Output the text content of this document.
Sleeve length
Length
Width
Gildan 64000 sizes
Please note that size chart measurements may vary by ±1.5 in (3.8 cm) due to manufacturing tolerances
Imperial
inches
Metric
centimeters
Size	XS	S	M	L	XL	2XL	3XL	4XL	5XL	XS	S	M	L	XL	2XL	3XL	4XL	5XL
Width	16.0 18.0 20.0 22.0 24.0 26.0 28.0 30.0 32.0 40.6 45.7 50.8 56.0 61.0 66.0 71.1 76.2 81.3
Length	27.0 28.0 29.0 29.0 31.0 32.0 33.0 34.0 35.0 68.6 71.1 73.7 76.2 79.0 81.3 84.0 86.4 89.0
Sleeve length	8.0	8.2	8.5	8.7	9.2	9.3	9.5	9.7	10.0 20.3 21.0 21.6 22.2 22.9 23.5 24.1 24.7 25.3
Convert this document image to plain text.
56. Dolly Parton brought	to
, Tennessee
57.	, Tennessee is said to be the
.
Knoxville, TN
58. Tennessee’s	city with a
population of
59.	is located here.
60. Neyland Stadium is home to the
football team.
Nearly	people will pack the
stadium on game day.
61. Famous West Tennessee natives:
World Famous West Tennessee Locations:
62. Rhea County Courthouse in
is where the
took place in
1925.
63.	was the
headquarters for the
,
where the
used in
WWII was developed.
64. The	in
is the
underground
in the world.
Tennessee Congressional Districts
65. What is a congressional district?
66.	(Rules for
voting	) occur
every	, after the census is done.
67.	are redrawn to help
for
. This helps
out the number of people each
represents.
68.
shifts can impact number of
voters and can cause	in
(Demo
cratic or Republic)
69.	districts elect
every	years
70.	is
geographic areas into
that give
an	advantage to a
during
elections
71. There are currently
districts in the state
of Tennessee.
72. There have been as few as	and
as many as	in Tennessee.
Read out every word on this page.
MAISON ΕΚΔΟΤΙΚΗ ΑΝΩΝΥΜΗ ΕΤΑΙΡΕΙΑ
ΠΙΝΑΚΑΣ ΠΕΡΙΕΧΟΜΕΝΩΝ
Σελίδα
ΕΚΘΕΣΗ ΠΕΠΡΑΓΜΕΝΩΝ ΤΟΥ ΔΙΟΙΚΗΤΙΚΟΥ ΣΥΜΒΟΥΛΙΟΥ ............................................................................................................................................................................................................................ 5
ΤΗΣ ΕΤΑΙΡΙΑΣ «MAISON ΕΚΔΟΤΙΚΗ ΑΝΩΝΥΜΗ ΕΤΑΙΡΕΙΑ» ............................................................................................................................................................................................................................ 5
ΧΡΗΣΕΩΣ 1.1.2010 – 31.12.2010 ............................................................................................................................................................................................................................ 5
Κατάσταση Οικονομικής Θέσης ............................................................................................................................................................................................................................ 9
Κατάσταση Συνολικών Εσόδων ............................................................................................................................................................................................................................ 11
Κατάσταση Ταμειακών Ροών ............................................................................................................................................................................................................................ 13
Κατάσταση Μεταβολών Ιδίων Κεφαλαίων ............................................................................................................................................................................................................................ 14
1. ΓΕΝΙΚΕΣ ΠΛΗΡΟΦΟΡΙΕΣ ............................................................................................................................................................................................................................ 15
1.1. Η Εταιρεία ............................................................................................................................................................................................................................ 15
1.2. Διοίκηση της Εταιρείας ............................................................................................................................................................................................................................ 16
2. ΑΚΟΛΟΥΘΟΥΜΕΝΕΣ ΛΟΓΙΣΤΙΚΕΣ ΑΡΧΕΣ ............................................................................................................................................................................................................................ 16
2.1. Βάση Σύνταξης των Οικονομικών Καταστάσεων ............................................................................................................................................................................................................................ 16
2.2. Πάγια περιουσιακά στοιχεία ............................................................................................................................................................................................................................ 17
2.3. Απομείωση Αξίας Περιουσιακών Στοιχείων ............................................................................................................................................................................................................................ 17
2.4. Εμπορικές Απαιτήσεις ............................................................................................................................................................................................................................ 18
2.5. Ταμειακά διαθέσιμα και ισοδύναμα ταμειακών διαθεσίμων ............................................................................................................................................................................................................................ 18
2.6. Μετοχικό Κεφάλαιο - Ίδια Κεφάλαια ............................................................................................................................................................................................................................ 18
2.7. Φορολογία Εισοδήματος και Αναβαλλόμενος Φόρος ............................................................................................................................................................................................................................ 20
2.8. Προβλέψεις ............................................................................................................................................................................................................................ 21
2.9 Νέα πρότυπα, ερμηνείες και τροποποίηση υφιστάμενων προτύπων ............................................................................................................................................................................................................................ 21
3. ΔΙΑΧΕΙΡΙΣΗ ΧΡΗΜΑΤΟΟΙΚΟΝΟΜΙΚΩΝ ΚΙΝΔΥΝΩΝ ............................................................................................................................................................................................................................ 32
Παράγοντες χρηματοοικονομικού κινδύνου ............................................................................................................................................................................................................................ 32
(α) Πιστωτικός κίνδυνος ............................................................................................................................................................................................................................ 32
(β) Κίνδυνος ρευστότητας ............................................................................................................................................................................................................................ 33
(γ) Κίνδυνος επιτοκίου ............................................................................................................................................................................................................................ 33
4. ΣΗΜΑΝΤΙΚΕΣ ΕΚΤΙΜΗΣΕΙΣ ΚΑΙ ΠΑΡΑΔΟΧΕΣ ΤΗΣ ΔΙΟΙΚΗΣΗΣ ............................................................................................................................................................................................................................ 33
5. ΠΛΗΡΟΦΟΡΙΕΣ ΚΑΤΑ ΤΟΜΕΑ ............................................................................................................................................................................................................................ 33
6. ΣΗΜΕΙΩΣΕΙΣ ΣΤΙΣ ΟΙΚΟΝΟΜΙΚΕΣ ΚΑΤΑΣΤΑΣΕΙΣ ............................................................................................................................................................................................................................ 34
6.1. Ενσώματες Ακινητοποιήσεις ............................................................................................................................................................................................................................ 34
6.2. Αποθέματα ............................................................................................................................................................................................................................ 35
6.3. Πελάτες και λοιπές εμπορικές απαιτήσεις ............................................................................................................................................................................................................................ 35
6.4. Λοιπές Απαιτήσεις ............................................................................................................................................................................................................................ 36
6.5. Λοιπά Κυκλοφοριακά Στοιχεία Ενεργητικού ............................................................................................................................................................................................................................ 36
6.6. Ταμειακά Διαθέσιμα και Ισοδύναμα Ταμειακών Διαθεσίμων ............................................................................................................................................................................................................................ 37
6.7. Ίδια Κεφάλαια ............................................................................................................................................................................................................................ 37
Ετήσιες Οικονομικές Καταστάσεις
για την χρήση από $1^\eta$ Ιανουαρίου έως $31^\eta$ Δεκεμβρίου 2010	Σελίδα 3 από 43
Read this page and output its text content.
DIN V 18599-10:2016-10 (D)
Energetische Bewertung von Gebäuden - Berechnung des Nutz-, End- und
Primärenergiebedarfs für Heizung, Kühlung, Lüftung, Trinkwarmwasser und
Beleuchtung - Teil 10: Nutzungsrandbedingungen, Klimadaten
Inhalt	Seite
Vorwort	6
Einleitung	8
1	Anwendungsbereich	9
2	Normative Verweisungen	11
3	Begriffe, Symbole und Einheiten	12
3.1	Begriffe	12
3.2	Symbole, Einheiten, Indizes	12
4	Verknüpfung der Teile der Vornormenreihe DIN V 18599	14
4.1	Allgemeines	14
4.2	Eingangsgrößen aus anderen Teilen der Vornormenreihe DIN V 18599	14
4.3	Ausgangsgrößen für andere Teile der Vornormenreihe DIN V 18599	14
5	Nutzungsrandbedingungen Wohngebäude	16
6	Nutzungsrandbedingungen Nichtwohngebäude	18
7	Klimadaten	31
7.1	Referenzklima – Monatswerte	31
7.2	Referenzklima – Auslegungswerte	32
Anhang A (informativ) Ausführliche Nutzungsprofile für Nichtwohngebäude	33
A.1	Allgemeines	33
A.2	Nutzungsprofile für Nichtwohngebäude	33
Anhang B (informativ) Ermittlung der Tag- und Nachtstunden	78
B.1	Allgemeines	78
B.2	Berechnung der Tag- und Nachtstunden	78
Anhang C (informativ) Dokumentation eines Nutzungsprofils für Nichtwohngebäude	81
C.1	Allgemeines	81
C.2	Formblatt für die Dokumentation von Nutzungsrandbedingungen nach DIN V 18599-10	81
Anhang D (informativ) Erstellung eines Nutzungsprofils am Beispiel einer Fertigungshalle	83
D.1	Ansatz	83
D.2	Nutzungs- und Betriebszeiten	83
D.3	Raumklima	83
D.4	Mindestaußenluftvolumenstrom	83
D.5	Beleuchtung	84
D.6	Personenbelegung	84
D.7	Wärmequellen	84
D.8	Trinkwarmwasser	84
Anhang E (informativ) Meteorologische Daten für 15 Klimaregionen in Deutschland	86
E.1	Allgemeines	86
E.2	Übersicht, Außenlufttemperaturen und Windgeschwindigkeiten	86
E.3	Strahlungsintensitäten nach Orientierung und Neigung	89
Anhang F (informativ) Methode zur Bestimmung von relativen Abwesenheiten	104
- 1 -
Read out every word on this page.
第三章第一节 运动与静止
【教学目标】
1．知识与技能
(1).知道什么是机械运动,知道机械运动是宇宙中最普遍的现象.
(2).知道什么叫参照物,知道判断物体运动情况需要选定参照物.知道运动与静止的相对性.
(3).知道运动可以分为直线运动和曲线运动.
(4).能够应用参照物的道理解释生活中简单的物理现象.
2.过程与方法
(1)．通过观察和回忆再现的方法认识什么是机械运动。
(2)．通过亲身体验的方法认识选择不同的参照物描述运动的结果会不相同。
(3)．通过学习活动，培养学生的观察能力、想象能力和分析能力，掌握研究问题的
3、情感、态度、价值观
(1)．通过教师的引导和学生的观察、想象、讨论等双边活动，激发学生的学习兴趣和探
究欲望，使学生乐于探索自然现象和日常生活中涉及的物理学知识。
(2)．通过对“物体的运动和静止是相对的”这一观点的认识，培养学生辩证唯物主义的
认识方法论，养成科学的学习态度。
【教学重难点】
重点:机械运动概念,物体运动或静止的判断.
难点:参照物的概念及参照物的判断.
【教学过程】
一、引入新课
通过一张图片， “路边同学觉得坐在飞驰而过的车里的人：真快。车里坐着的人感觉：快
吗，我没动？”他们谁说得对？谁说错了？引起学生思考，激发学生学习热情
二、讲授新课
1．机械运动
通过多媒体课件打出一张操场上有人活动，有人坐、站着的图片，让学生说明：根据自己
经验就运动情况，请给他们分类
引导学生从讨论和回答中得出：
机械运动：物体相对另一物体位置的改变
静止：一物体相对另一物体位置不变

▸ **INSTRUCTIONS TO FOLLOW**
Copy each line of the listing in which the word "that" can be found.

▸ **WRITTEN ANSWER**
Please note that size chart measurements may vary by ±1.5 in (3.8 cm) due to manufacturing tolerances
that give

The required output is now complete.